> _YOUR TASK_
Write out every line of the material exactly as it appears.

(Stored data)
********************
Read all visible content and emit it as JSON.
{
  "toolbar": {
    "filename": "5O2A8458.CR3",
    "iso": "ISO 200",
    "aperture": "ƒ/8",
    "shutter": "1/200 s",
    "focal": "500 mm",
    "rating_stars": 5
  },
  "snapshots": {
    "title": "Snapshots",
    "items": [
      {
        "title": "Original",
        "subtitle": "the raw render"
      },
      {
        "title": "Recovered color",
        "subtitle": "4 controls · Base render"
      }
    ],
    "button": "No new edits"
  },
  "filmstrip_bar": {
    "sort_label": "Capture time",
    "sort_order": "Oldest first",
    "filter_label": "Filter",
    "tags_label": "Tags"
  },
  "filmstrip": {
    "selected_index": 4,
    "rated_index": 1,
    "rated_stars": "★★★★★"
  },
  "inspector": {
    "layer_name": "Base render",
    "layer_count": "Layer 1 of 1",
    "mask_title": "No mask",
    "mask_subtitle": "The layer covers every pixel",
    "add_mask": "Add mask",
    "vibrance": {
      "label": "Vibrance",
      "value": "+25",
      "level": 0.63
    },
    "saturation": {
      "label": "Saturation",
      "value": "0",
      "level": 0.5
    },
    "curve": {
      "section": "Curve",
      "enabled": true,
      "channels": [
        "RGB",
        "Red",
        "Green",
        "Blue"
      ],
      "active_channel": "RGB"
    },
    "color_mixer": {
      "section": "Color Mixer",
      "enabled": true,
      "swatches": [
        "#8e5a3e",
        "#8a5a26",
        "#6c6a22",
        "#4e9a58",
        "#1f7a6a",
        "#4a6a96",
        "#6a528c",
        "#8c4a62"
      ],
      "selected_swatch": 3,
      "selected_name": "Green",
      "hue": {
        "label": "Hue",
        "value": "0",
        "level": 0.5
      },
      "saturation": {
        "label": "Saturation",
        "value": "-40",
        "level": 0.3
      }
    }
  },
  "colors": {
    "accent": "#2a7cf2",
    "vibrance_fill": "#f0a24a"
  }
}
********************
> _EXERCISE ANSWER_
Read all visible content and emit it as JSON.
{
  "toolbar": {
    "filename": "5O2A8458.CR3",
    "iso": "ISO 200",
    "aperture": "ƒ/8",
    "shutter": "1/200 s",
    "focal": "500 mm",
    "rating_stars": 5
  },
  "snapshots": {
    "title": "Snapshots",
    "items": [
      {
        "title": "Original",
        "subtitle": "the raw render"
      },
      {
        "title": "Recovered color",
        "subtitle": "4 controls · Base render"
      }
    ],
    "button": "No new edits"
  },
  "filmstrip_bar": {
    "sort_label": "Capture time",
    "sort_order": "Oldest first",
    "filter_label": "Filter",
    "tags_label": "Tags"
  },
  "filmstrip": {
    "selected_index": 4,
    "rated_index": 1,
    "rated_stars": "★★★★★"
  },
  "inspector": {
    "layer_name": "Base render",
    "layer_count": "Layer 1 of 1",
    "mask_title": "No mask",
    "mask_subtitle": "The layer covers every pixel",
    "add_mask": "Add mask",
    "vibrance": {
      "label": "Vibrance",
      "value": "+25",
      "level": 0.63
    },
    "saturation": {
      "label": "Saturation",
      "value": "0",
      "level": 0.5
    },
    "curve": {
      "section": "Curve",
      "enabled": true,
      "channels": [
        "RGB",
        "Red",
        "Green",
        "Blue"
      ],
      "active_channel": "RGB"
    },
    "color_mixer": {
      "section": "Color Mixer",
      "enabled": true,
      "swatches": [
        "#8e5a3e",
        "#8a5a26",
        "#6c6a22",
        "#4e9a58",
        "#1f7a6a",
        "#4a6a96",
        "#6a528c",
        "#8c4a62"
      ],
      "selected_swatch": 3,
      "selected_name": "Green",
      "hue": {
        "label": "Hue",
        "value": "0",
        "level": 0.5
      },
      "saturation": {
        "label": "Saturation",
        "value": "-40",
        "level": 0.3
      }
    }
  },
  "colors": {
    "accent": "#2a7cf2",
    "vibrance_fill": "#f0a24a"
  }
}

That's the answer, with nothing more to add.